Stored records
※ ※ ※

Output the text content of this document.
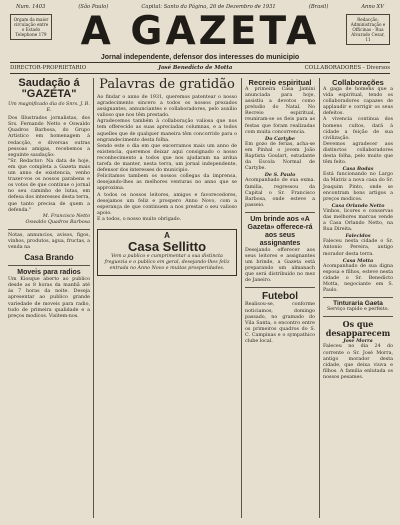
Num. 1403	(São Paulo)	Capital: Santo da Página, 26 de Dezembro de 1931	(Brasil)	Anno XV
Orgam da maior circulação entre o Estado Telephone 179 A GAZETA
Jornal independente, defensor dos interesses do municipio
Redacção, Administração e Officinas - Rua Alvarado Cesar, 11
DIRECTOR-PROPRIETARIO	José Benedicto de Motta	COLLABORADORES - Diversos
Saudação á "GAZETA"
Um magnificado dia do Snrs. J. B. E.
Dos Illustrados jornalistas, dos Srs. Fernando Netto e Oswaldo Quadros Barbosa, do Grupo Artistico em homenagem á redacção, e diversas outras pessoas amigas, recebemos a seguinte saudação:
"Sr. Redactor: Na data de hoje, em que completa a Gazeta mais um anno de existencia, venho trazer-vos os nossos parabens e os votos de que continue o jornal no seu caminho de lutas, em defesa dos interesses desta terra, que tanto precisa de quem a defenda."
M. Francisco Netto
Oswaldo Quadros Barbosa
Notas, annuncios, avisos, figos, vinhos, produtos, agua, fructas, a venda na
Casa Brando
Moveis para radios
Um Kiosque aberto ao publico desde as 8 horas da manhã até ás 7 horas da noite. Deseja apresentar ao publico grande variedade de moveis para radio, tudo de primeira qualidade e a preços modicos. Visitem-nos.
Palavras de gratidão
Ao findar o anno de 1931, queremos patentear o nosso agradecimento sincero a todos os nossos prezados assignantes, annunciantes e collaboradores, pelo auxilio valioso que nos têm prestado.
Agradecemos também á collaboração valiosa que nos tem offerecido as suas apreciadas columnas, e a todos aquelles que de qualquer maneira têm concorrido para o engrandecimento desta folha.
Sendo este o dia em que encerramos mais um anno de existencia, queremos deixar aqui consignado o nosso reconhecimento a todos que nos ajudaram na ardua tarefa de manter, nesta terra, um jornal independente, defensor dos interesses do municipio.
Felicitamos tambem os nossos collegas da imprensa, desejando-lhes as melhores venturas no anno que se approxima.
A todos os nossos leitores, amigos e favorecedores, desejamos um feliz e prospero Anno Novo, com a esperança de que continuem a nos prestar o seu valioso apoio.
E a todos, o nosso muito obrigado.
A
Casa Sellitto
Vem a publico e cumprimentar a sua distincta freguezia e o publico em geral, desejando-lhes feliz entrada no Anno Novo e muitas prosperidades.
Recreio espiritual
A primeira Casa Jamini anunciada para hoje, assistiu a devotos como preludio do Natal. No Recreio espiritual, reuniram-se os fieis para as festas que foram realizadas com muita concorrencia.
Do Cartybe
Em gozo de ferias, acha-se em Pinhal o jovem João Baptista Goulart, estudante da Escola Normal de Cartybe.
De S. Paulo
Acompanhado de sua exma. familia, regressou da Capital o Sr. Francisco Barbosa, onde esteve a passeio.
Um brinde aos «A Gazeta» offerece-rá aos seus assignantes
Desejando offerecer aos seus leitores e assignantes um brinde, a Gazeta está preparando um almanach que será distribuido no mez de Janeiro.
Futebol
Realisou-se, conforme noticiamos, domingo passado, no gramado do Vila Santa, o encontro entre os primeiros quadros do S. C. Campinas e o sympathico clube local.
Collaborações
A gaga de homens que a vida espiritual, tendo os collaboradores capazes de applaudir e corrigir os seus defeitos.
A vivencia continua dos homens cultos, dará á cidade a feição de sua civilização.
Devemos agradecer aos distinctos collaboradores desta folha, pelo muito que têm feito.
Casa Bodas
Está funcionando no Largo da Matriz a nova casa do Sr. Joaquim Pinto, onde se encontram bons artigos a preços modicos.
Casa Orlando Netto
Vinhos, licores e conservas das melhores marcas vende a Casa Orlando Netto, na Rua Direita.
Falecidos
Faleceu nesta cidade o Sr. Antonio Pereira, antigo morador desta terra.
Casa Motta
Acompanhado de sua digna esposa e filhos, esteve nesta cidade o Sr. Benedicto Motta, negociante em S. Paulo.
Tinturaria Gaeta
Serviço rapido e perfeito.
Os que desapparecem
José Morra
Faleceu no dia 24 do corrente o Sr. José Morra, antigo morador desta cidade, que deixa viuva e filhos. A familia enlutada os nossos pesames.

※ ※ ※

Stated goal — Write the entries above out again exactly, but not the pictures.

Written solution —
Output the text content of this document.
Num. 1403	(São Paulo)	Capital: Santo da Página, 26 de Dezembro de 1931	(Brasil)	Anno XV
Orgam da maior circulação entre o Estado Telephone 179 A GAZETA
Jornal independente, defensor dos interesses do municipio
Redacção, Administração e Officinas - Rua Alvarado Cesar, 11
DIRECTOR-PROPRIETARIO	José Benedicto de Motta	COLLABORADORES - Diversos
Saudação á "GAZETA"
Um magnificado dia do Snrs. J. B. E.
Dos Illustrados jornalistas, dos Srs. Fernando Netto e Oswaldo Quadros Barbosa, do Grupo Artistico em homenagem á redacção, e diversas outras pessoas amigas, recebemos a seguinte saudação:
"Sr. Redactor: Na data de hoje, em que completa a Gazeta mais um anno de existencia, venho trazer-vos os nossos parabens e os votos de que continue o jornal no seu caminho de lutas, em defesa dos interesses desta terra, que tanto precisa de quem a defenda."
M. Francisco Netto
Oswaldo Quadros Barbosa
Notas, annuncios, avisos, figos, vinhos, produtos, agua, fructas, a venda na
Casa Brando
Moveis para radios
Um Kiosque aberto ao publico desde as 8 horas da manhã até ás 7 horas da noite. Deseja apresentar ao publico grande variedade de moveis para radio, tudo de primeira qualidade e a preços modicos. Visitem-nos.
Palavras de gratidão
Ao findar o anno de 1931, queremos patentear o nosso agradecimento sincero a todos os nossos prezados assignantes, annunciantes e collaboradores, pelo auxilio valioso que nos têm prestado.
Agradecemos também á collaboração valiosa que nos tem offerecido as suas apreciadas columnas, e a todos aquelles que de qualquer maneira têm concorrido para o engrandecimento desta folha.
Sendo este o dia em que encerramos mais um anno de existencia, queremos deixar aqui consignado o nosso reconhecimento a todos que nos ajudaram na ardua tarefa de manter, nesta terra, um jornal independente, defensor dos interesses do municipio.
Felicitamos tambem os nossos collegas da imprensa, desejando-lhes as melhores venturas no anno que se approxima.
A todos os nossos leitores, amigos e favorecedores, desejamos um feliz e prospero Anno Novo, com a esperança de que continuem a nos prestar o seu valioso apoio.
E a todos, o nosso muito obrigado.
A
Casa Sellitto
Vem a publico e cumprimentar a sua distincta freguezia e o publico em geral, desejando-lhes feliz entrada no Anno Novo e muitas prosperidades.
Recreio espiritual
A primeira Casa Jamini anunciada para hoje, assistiu a devotos como preludio do Natal. No Recreio espiritual, reuniram-se os fieis para as festas que foram realizadas com muita concorrencia.
Do Cartybe
Em gozo de ferias, acha-se em Pinhal o jovem João Baptista Goulart, estudante da Escola Normal de Cartybe.
De S. Paulo
Acompanhado de sua exma. familia, regressou da Capital o Sr. Francisco Barbosa, onde esteve a passeio.
Um brinde aos «A Gazeta» offerece-rá aos seus assignantes
Desejando offerecer aos seus leitores e assignantes um brinde, a Gazeta está preparando um almanach que será distribuido no mez de Janeiro.
Futebol
Realisou-se, conforme noticiamos, domingo passado, no gramado do Vila Santa, o encontro entre os primeiros quadros do S. C. Campinas e o sympathico clube local.
Collaborações
A gaga de homens que a vida espiritual, tendo os collaboradores capazes de applaudir e corrigir os seus defeitos.
A vivencia continua dos homens cultos, dará á cidade a feição de sua civilização.
Devemos agradecer aos distinctos collaboradores desta folha, pelo muito que têm feito.
Casa Bodas
Está funcionando no Largo da Matriz a nova casa do Sr. Joaquim Pinto, onde se encontram bons artigos a preços modicos.
Casa Orlando Netto
Vinhos, licores e conservas das melhores marcas vende a Casa Orlando Netto, na Rua Direita.
Falecidos
Faleceu nesta cidade o Sr. Antonio Pereira, antigo morador desta terra.
Casa Motta
Acompanhado de sua digna esposa e filhos, esteve nesta cidade o Sr. Benedicto Motta, negociante em S. Paulo.
Tinturaria Gaeta
Serviço rapido e perfeito.
Os que desapparecem
José Morra
Faleceu no dia 24 do corrente o Sr. José Morra, antigo morador desta cidade, que deixa viuva e filhos. A familia enlutada os nossos pesames.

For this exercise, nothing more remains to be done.